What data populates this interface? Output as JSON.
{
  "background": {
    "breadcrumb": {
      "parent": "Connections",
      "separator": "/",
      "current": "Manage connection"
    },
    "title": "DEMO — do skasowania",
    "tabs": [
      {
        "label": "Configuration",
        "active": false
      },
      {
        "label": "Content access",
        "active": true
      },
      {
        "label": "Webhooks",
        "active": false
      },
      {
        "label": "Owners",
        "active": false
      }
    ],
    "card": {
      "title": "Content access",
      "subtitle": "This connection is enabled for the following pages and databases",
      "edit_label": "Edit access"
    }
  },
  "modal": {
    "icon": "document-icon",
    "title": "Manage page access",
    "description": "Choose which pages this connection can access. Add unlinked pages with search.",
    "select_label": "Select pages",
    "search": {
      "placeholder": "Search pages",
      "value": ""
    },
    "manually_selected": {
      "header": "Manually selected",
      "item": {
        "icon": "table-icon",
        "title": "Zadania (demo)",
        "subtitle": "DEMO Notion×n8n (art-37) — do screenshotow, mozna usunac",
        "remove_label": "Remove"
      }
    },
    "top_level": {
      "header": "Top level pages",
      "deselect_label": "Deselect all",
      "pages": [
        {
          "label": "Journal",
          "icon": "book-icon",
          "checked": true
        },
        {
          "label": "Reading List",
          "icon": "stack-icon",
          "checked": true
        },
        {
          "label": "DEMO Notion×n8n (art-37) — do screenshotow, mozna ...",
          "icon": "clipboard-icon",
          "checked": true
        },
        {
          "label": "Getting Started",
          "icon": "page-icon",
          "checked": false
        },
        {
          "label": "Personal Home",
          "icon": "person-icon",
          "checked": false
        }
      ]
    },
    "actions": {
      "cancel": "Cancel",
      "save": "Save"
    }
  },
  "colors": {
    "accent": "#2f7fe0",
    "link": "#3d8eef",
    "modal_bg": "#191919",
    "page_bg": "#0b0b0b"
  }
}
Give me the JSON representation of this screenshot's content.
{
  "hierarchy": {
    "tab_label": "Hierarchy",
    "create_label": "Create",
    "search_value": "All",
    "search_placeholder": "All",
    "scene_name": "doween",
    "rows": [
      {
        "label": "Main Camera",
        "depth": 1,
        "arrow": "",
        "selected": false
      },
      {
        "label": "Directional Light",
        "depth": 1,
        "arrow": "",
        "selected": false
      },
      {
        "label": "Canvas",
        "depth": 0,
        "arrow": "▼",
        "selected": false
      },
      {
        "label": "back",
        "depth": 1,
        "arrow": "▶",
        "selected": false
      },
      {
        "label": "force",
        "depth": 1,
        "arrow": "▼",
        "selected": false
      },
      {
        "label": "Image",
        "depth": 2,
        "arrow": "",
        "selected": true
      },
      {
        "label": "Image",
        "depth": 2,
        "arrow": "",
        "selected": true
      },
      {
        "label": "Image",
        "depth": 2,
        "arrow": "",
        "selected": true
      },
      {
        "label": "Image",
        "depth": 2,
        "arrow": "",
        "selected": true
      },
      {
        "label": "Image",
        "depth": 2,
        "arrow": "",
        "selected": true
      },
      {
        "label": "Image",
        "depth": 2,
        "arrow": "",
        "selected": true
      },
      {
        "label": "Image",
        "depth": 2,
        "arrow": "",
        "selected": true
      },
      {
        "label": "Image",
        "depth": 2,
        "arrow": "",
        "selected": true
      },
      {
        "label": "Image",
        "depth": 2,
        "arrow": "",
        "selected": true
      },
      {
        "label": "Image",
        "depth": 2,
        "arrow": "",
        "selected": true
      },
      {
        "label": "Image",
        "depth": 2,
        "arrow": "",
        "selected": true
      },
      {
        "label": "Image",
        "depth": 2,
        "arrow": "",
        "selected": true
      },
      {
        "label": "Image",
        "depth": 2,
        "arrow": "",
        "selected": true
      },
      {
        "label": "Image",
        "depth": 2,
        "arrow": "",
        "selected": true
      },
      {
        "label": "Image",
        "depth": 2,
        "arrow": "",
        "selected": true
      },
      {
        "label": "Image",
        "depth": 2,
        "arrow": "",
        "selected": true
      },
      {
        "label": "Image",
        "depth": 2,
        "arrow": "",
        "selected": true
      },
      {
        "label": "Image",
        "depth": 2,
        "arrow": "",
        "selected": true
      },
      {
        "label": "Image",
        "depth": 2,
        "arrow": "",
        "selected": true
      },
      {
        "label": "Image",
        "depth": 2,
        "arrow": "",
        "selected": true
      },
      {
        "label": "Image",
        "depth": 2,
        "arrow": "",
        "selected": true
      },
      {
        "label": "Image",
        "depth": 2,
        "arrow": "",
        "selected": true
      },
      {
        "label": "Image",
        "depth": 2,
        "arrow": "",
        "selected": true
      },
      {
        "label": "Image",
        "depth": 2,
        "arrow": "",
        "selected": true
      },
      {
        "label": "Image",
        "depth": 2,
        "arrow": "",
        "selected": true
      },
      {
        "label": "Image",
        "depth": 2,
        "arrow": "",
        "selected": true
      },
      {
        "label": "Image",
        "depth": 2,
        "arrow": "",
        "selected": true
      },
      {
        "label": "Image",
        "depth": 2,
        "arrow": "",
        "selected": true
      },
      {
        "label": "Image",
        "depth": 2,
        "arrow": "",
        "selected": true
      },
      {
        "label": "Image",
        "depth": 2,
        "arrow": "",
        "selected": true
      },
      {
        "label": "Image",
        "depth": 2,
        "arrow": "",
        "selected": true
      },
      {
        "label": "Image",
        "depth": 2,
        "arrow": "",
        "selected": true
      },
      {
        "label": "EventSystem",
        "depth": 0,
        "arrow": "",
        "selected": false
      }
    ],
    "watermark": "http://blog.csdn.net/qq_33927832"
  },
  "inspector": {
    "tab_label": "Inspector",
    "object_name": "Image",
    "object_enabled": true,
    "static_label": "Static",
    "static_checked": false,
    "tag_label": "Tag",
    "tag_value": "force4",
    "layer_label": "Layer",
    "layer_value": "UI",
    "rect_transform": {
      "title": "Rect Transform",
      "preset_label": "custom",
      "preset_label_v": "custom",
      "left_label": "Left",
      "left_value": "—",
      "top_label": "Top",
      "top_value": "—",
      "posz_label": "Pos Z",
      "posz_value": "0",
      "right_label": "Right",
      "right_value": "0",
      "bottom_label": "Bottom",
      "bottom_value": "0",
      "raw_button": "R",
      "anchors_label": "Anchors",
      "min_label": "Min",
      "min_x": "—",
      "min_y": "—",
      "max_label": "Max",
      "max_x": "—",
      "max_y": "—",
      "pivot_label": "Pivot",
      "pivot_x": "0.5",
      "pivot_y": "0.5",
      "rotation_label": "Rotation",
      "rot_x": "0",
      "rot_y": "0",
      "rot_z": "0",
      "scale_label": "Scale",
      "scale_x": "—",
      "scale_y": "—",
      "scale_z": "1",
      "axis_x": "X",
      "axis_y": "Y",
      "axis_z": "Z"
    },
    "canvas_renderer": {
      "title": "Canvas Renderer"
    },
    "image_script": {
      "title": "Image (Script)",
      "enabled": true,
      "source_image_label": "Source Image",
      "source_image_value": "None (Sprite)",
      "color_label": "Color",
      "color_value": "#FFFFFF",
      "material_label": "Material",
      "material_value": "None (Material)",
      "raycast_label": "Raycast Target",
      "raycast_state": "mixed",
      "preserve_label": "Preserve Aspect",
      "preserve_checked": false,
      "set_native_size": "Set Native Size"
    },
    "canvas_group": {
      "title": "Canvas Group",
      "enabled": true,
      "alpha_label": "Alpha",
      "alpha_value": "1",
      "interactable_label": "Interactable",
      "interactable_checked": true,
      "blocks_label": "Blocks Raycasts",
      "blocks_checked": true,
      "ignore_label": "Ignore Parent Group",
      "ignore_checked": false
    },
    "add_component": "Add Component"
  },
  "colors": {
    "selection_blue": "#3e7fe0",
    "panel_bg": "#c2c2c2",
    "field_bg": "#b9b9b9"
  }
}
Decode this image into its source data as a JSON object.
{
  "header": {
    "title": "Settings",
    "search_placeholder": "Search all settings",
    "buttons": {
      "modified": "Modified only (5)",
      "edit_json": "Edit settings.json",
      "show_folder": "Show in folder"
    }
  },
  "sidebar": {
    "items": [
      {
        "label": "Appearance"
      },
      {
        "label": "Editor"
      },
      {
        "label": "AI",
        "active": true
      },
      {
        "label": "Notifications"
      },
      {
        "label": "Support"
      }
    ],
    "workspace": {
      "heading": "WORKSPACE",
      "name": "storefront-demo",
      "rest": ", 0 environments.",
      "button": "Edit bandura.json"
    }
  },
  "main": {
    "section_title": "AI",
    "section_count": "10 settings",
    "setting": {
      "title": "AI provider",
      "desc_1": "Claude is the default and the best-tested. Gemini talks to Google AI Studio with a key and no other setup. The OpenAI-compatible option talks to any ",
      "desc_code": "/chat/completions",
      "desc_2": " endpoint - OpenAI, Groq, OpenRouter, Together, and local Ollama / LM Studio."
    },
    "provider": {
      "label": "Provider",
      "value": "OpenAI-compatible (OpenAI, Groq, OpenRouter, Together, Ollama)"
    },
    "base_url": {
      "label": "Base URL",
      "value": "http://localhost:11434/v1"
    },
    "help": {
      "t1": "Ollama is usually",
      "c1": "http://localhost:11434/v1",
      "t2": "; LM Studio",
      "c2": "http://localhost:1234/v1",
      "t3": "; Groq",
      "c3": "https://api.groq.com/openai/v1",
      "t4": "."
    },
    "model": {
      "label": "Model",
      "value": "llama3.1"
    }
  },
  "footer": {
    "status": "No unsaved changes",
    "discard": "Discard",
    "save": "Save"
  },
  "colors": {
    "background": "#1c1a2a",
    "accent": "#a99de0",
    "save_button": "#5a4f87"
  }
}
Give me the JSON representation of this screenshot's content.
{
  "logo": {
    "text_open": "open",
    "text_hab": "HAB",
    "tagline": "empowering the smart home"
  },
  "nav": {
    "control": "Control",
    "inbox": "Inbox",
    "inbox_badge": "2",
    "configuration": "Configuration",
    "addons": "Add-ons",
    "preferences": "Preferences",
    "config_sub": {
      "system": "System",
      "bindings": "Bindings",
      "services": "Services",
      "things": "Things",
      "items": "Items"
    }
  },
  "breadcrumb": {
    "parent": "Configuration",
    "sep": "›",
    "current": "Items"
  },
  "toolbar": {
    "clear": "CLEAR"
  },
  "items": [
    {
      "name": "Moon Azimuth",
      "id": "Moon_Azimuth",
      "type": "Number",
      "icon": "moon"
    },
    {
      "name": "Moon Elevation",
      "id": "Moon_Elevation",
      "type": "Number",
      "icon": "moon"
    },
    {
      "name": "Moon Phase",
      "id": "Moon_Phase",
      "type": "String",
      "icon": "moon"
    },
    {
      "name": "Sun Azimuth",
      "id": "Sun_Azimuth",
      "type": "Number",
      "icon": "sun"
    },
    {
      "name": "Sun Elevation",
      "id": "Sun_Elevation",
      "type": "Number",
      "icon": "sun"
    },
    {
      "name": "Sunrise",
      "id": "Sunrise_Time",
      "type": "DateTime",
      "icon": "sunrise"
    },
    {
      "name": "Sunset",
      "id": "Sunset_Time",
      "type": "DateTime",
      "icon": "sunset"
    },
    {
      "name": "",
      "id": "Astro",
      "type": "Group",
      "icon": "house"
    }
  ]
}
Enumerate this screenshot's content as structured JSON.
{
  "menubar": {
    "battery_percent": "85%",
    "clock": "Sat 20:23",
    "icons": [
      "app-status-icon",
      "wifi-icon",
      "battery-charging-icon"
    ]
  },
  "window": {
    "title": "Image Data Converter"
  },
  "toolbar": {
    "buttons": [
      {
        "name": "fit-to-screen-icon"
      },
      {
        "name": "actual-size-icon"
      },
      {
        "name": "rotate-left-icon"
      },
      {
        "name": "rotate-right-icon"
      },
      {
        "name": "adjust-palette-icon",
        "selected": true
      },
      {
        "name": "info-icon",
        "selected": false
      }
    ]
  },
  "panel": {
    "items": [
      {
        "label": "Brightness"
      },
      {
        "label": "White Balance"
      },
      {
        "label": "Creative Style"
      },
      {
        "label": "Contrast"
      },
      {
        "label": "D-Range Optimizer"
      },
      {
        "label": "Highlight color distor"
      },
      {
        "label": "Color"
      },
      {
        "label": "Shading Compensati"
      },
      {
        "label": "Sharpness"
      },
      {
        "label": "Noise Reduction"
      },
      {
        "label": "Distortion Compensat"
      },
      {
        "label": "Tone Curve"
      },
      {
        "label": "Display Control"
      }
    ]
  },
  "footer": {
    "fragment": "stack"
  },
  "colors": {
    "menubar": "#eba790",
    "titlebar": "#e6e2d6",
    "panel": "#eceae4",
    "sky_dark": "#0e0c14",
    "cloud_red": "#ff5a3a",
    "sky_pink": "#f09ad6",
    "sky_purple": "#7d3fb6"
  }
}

» **Your goal**
Some lines of the data may hold the word "rotate". Say how many do, with nothing else.

» **Result of the task**
2